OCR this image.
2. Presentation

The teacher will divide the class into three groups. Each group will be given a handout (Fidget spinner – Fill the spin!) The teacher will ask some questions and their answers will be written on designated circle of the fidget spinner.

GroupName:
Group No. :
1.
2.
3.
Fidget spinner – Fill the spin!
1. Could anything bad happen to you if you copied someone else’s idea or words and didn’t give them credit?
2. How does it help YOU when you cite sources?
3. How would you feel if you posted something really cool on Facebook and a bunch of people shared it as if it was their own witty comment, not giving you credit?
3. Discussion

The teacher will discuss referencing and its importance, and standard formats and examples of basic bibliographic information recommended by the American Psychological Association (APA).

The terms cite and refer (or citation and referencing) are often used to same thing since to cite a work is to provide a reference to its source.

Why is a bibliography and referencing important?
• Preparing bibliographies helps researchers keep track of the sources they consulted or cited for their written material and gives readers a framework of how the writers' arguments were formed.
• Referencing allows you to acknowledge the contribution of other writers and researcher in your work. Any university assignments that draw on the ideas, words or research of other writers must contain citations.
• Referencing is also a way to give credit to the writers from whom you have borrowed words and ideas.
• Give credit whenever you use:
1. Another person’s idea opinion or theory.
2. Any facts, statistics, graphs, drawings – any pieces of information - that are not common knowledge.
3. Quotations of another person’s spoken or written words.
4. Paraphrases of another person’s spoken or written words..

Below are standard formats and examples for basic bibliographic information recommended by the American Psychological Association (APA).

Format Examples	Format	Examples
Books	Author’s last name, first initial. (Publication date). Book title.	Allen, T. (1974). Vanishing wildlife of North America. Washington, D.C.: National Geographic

-=-=-

> Exercise:
In the material above, find the lines that contain "sources" and show them.

> Task result:
2. How does it help YOU when you cite sources?
• Preparing bibliographies helps researchers keep track of the sources they consulted or cited for their written material and gives readers a framework of how the writers' arguments were formed.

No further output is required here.